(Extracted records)
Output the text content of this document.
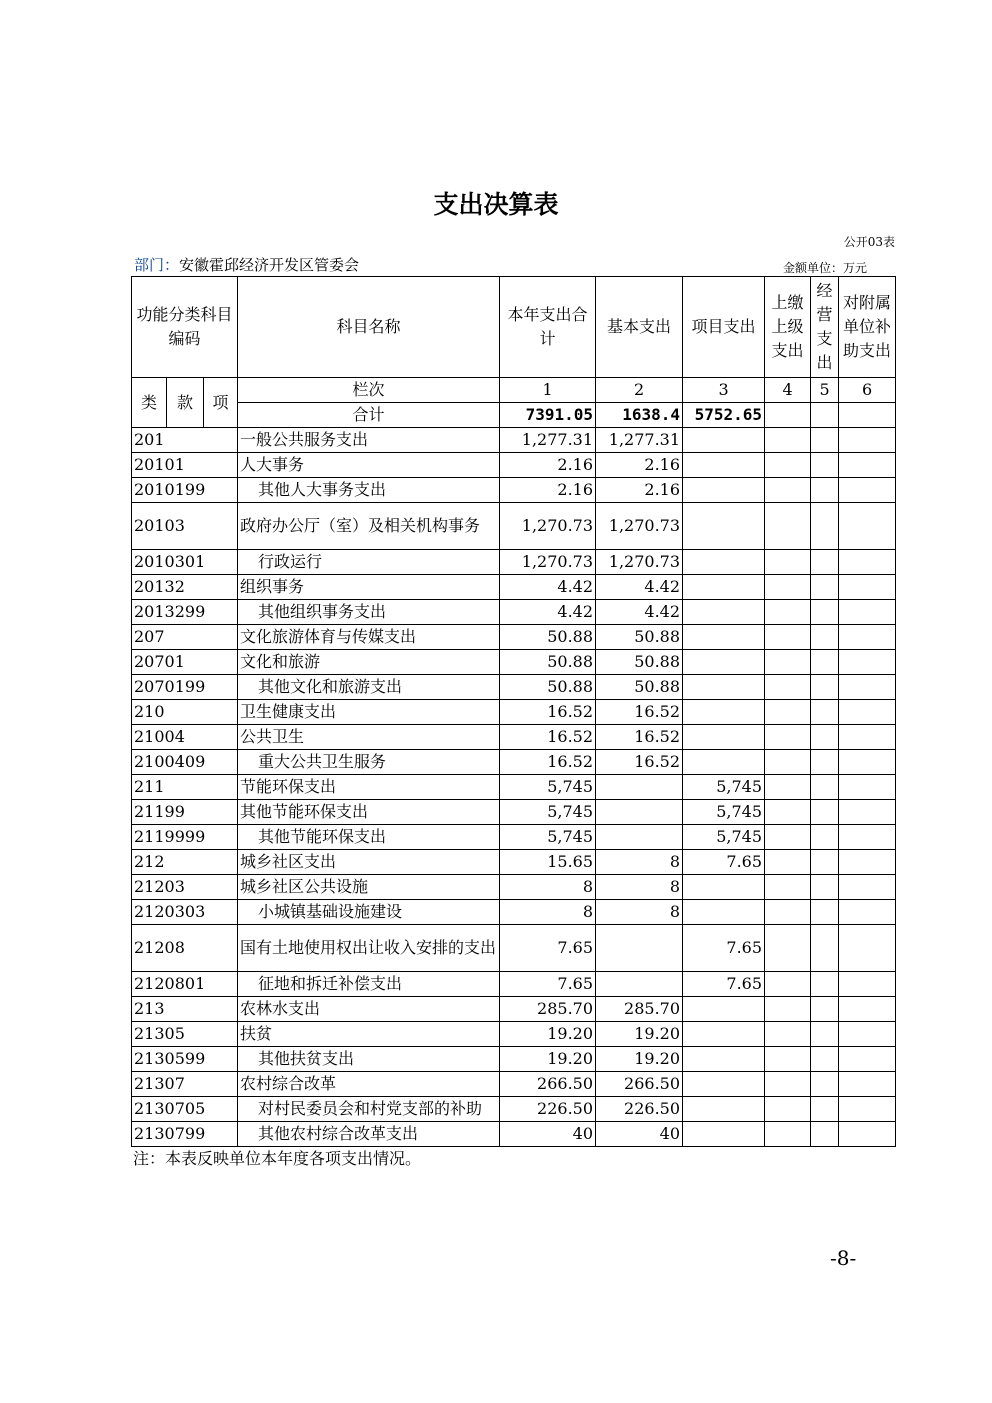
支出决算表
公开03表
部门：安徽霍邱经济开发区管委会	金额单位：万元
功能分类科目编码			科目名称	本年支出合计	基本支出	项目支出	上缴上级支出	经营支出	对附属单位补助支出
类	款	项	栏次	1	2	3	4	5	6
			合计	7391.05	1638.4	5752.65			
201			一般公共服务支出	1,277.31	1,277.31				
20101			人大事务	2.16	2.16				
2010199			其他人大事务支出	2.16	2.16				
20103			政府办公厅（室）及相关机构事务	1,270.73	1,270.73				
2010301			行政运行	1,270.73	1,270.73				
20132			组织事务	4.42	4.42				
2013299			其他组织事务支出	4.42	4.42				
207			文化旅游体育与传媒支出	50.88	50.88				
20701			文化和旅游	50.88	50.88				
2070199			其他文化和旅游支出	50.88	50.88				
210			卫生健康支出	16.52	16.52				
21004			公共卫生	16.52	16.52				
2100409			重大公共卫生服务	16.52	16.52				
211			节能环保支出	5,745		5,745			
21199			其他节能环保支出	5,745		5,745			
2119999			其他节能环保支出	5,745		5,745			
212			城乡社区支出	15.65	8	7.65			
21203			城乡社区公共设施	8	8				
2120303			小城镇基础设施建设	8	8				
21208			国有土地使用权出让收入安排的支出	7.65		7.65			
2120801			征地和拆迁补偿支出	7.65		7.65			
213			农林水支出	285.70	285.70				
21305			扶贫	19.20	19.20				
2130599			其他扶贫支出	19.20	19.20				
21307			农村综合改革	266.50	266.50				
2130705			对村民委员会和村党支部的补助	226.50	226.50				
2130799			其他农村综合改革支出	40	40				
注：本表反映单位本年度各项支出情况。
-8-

(SET PROBLEM)
All records above are to be printed exactly, minus the pictures they contain.

(TASK SOLUTION)
Output the text content of this document.
支出决算表
公开03表
部门：安徽霍邱经济开发区管委会	金额单位：万元
功能分类科目编码			科目名称	本年支出合计	基本支出	项目支出	上缴上级支出	经营支出	对附属单位补助支出
类	款	项	栏次	1	2	3	4	5	6
			合计	7391.05	1638.4	5752.65			
201			一般公共服务支出	1,277.31	1,277.31				
20101			人大事务	2.16	2.16				
2010199			其他人大事务支出	2.16	2.16				
20103			政府办公厅（室）及相关机构事务	1,270.73	1,270.73				
2010301			行政运行	1,270.73	1,270.73				
20132			组织事务	4.42	4.42				
2013299			其他组织事务支出	4.42	4.42				
207			文化旅游体育与传媒支出	50.88	50.88				
20701			文化和旅游	50.88	50.88				
2070199			其他文化和旅游支出	50.88	50.88				
210			卫生健康支出	16.52	16.52				
21004			公共卫生	16.52	16.52				
2100409			重大公共卫生服务	16.52	16.52				
211			节能环保支出	5,745		5,745			
21199			其他节能环保支出	5,745		5,745			
2119999			其他节能环保支出	5,745		5,745			
212			城乡社区支出	15.65	8	7.65			
21203			城乡社区公共设施	8	8				
2120303			小城镇基础设施建设	8	8				
21208			国有土地使用权出让收入安排的支出	7.65		7.65			
2120801			征地和拆迁补偿支出	7.65		7.65			
213			农林水支出	285.70	285.70				
21305			扶贫	19.20	19.20				
2130599			其他扶贫支出	19.20	19.20				
21307			农村综合改革	266.50	266.50				
2130705			对村民委员会和村党支部的补助	226.50	226.50				
2130799			其他农村综合改革支出	40	40				
注：本表反映单位本年度各项支出情况。
-8-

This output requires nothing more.